**** THE INPUT
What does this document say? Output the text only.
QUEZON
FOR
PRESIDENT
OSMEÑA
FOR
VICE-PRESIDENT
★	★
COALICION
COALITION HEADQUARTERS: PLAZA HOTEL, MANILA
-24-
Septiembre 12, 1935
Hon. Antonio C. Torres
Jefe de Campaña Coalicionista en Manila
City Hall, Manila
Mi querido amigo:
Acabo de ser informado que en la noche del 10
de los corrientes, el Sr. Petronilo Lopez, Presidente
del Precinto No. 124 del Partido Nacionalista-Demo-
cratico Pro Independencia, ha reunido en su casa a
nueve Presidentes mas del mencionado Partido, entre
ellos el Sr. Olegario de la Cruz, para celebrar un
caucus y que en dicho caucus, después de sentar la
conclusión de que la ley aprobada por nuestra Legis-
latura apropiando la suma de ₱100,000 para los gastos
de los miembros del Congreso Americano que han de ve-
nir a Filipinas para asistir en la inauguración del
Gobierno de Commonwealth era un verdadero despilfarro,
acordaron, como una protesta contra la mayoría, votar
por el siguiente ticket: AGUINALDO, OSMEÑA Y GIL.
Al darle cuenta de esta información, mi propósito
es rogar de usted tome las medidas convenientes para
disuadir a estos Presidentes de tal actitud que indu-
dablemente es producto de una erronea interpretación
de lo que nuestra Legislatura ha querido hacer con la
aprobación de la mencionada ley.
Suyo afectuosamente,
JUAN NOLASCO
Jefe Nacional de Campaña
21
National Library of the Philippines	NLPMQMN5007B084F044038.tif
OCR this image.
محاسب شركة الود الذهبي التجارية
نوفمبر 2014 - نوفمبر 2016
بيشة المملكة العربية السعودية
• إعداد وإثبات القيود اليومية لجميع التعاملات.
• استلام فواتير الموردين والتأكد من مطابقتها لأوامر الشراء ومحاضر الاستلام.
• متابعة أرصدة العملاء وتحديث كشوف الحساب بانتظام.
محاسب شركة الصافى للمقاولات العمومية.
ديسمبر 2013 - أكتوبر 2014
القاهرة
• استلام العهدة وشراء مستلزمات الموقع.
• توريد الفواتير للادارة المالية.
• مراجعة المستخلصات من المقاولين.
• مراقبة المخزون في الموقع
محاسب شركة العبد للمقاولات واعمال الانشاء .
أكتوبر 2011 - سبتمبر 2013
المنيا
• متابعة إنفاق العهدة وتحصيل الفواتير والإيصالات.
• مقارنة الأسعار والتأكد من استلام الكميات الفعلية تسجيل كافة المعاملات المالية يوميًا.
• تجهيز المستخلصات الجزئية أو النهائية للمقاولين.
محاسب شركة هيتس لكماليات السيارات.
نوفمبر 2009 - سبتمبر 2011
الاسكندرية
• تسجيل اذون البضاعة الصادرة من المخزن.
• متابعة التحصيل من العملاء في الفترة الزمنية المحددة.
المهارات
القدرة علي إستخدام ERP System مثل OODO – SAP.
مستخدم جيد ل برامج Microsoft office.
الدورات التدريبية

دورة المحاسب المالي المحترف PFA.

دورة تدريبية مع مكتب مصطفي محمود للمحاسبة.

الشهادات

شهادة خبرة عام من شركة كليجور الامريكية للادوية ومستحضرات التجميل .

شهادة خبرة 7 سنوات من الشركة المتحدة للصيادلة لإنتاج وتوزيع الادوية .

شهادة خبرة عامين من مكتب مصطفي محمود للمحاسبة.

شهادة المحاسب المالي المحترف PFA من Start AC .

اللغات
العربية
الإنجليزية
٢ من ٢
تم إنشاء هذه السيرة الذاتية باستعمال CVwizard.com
********
- **WHAT TO PRODUCE**:
Transcribe each entry exactly.

- **TASK OUTPUT**:
What does this document say? Output the text only.
QUEZON
FOR
PRESIDENT
OSMEÑA
FOR
VICE-PRESIDENT
★	★
COALICION
COALITION HEADQUARTERS: PLAZA HOTEL, MANILA
-24-
Septiembre 12, 1935
Hon. Antonio C. Torres
Jefe de Campaña Coalicionista en Manila
City Hall, Manila
Mi querido amigo:
Acabo de ser informado que en la noche del 10
de los corrientes, el Sr. Petronilo Lopez, Presidente
del Precinto No. 124 del Partido Nacionalista-Demo-
cratico Pro Independencia, ha reunido en su casa a
nueve Presidentes mas del mencionado Partido, entre
ellos el Sr. Olegario de la Cruz, para celebrar un
caucus y que en dicho caucus, después de sentar la
conclusión de que la ley aprobada por nuestra Legis-
latura apropiando la suma de ₱100,000 para los gastos
de los miembros del Congreso Americano que han de ve-
nir a Filipinas para asistir en la inauguración del
Gobierno de Commonwealth era un verdadero despilfarro,
acordaron, como una protesta contra la mayoría, votar
por el siguiente ticket: AGUINALDO, OSMEÑA Y GIL.
Al darle cuenta de esta información, mi propósito
es rogar de usted tome las medidas convenientes para
disuadir a estos Presidentes de tal actitud que indu-
dablemente es producto de una erronea interpretación
de lo que nuestra Legislatura ha querido hacer con la
aprobación de la mencionada ley.
Suyo afectuosamente,
JUAN NOLASCO
Jefe Nacional de Campaña
21
National Library of the Philippines	NLPMQMN5007B084F044038.tif
OCR this image.
محاسب شركة الود الذهبي التجارية
نوفمبر 2014 - نوفمبر 2016
بيشة المملكة العربية السعودية
• إعداد وإثبات القيود اليومية لجميع التعاملات.
• استلام فواتير الموردين والتأكد من مطابقتها لأوامر الشراء ومحاضر الاستلام.
• متابعة أرصدة العملاء وتحديث كشوف الحساب بانتظام.
محاسب شركة الصافى للمقاولات العمومية.
ديسمبر 2013 - أكتوبر 2014
القاهرة
• استلام العهدة وشراء مستلزمات الموقع.
• توريد الفواتير للادارة المالية.
• مراجعة المستخلصات من المقاولين.
• مراقبة المخزون في الموقع
محاسب شركة العبد للمقاولات واعمال الانشاء .
أكتوبر 2011 - سبتمبر 2013
المنيا
• متابعة إنفاق العهدة وتحصيل الفواتير والإيصالات.
• مقارنة الأسعار والتأكد من استلام الكميات الفعلية تسجيل كافة المعاملات المالية يوميًا.
• تجهيز المستخلصات الجزئية أو النهائية للمقاولين.
محاسب شركة هيتس لكماليات السيارات.
نوفمبر 2009 - سبتمبر 2011
الاسكندرية
• تسجيل اذون البضاعة الصادرة من المخزن.
• متابعة التحصيل من العملاء في الفترة الزمنية المحددة.
المهارات
القدرة علي إستخدام ERP System مثل OODO – SAP.
مستخدم جيد ل برامج Microsoft office.
الدورات التدريبية

دورة المحاسب المالي المحترف PFA.

دورة تدريبية مع مكتب مصطفي محمود للمحاسبة.

الشهادات

شهادة خبرة عام من شركة كليجور الامريكية للادوية ومستحضرات التجميل .

شهادة خبرة 7 سنوات من الشركة المتحدة للصيادلة لإنتاج وتوزيع الادوية .

شهادة خبرة عامين من مكتب مصطفي محمود للمحاسبة.

شهادة المحاسب المالي المحترف PFA من Start AC .

اللغات
العربية
الإنجليزية
٢ من ٢
تم إنشاء هذه السيرة الذاتية باستعمال CVwizard.com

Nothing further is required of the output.